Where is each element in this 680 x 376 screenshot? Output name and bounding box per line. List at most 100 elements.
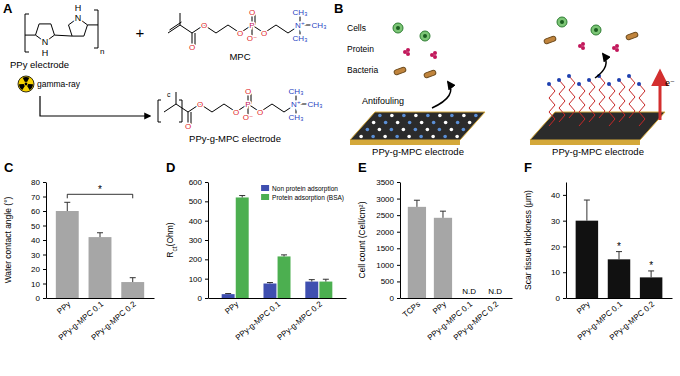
y-axis-title: Scar tissue thickness (μm) bbox=[523, 190, 533, 290]
panel-label: E bbox=[358, 160, 367, 175]
error-bar-cap bbox=[414, 200, 420, 201]
error-bar-cap bbox=[239, 195, 245, 196]
error-bar-cap bbox=[225, 293, 231, 294]
y-tick: 40 bbox=[551, 191, 566, 200]
y-tick-mark bbox=[205, 240, 208, 241]
bond bbox=[212, 104, 224, 112]
y-tick-label: 300 bbox=[189, 236, 203, 245]
bar bbox=[236, 197, 249, 298]
surface-dot bbox=[390, 128, 394, 132]
y-tick: 0 bbox=[36, 294, 46, 303]
brush-end bbox=[607, 82, 611, 86]
y-axis: 0500100015002000250030003500 bbox=[376, 178, 400, 303]
surface-dot bbox=[408, 121, 412, 125]
x-axis-line bbox=[401, 298, 513, 299]
y-tick-label: 500 bbox=[381, 277, 395, 286]
atom: CH₃ bbox=[289, 87, 304, 96]
atom: CH₃ bbox=[308, 100, 323, 109]
bond bbox=[180, 25, 192, 33]
error-bar-stem bbox=[132, 278, 133, 282]
x-tick-label: PPy bbox=[55, 300, 72, 316]
legend-swatch bbox=[261, 185, 269, 191]
protein-icon bbox=[615, 44, 619, 48]
y-tick-label: 20 bbox=[551, 243, 560, 252]
atom: O⁻ bbox=[247, 34, 257, 43]
legend-swatch bbox=[261, 194, 269, 200]
protein-icon bbox=[406, 48, 410, 52]
x-tick: PPy bbox=[55, 298, 72, 316]
polymer-brush bbox=[589, 80, 595, 122]
brush-end bbox=[577, 82, 581, 86]
x-tick: PPy bbox=[431, 298, 448, 316]
y-tick-label: 1000 bbox=[376, 261, 394, 270]
y-tick: 60 bbox=[31, 207, 46, 216]
surface-dot bbox=[366, 128, 370, 132]
atom: O bbox=[249, 8, 255, 17]
plot-area bbox=[408, 200, 452, 298]
atom: CH₃ bbox=[312, 21, 327, 30]
bond bbox=[55, 35, 73, 36]
error-bar-stem bbox=[619, 252, 620, 260]
surface-dot bbox=[384, 121, 388, 125]
polymer-brush bbox=[569, 76, 575, 118]
radiation-label: gamma-ray bbox=[37, 79, 81, 89]
x-tick-label: PPy-g-MPC 0.2 bbox=[452, 299, 501, 342]
radiation-blade bbox=[19, 84, 25, 90]
atom: O bbox=[197, 100, 203, 109]
error-bar bbox=[309, 280, 315, 282]
polymer-brush bbox=[619, 80, 625, 122]
radiation-center bbox=[25, 83, 28, 86]
surface-dot bbox=[402, 114, 406, 118]
surface-dot bbox=[396, 121, 400, 125]
protein-icon bbox=[433, 55, 437, 59]
bacteria-icon bbox=[394, 67, 407, 76]
radiation-disc bbox=[18, 76, 34, 92]
error-bar bbox=[616, 252, 622, 260]
repeat-index: n bbox=[100, 47, 104, 56]
y-tick: 300 bbox=[189, 236, 208, 245]
bond bbox=[216, 25, 228, 33]
chart-0: C01020304050607080PPyPPy-g-MPC 0.1PPy-g-… bbox=[3, 160, 155, 342]
y-tick-label: 200 bbox=[189, 255, 203, 264]
x-tick-label: PPy-g-MPC 0.2 bbox=[608, 299, 657, 342]
x-axis: PPyPPy-g-MPC 0.1PPy-g-MPC 0.2 bbox=[209, 298, 347, 342]
bacteria-icon bbox=[544, 36, 557, 45]
atom: O bbox=[245, 87, 251, 96]
bracket bbox=[94, 10, 98, 48]
y-axis: 01020304050607080 bbox=[31, 178, 46, 303]
error-bar-cap bbox=[281, 254, 287, 255]
radiation-blade bbox=[23, 77, 30, 82]
y-tick-label: 0 bbox=[556, 294, 561, 303]
brush-end bbox=[587, 78, 591, 82]
atom: P bbox=[245, 100, 250, 109]
bond bbox=[88, 24, 98, 25]
y-tick-mark bbox=[43, 255, 46, 256]
x-tick-label: TCPs bbox=[401, 300, 422, 320]
electrode-plate bbox=[530, 112, 665, 140]
action-label: Antifouling bbox=[362, 96, 404, 106]
electrode-plate-substrate bbox=[350, 140, 460, 145]
error-bar bbox=[584, 200, 590, 221]
species-label: Bacteria bbox=[347, 65, 378, 75]
y-tick-mark bbox=[43, 226, 46, 227]
radiation-icon bbox=[18, 76, 34, 92]
surface-dot bbox=[420, 121, 424, 125]
panel-label: D bbox=[166, 160, 175, 175]
y-tick-mark bbox=[397, 215, 400, 216]
y-tick-mark bbox=[397, 199, 400, 200]
bracket bbox=[179, 100, 182, 122]
y-tick-label: 30 bbox=[31, 251, 40, 260]
surface-dot bbox=[450, 128, 454, 132]
y-tick: 80 bbox=[31, 178, 46, 187]
y-tick-mark bbox=[43, 298, 46, 299]
y-tick-mark bbox=[397, 265, 400, 266]
error-bar-stem bbox=[100, 233, 101, 237]
y-axis-title: Water contact angle (°) bbox=[3, 196, 13, 283]
atom: O bbox=[237, 29, 243, 38]
y-tick-label: 600 bbox=[189, 178, 203, 187]
y-tick: 50 bbox=[31, 222, 46, 231]
x-axis: TCPsPPyPPy-g-MPC 0.1PPy-g-MPC 0.2 bbox=[401, 298, 513, 342]
atom: CH₃ bbox=[293, 34, 308, 43]
y-tick-mark bbox=[205, 259, 208, 260]
y-tick-mark bbox=[563, 272, 566, 273]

+++

§ ACTIVITY: Extract every line from the records above that contains the word "plate".

§ TASK RESPONSE:
electrode-plate bbox=[530, 112, 665, 140]
electrode-plate-substrate bbox=[350, 140, 460, 145]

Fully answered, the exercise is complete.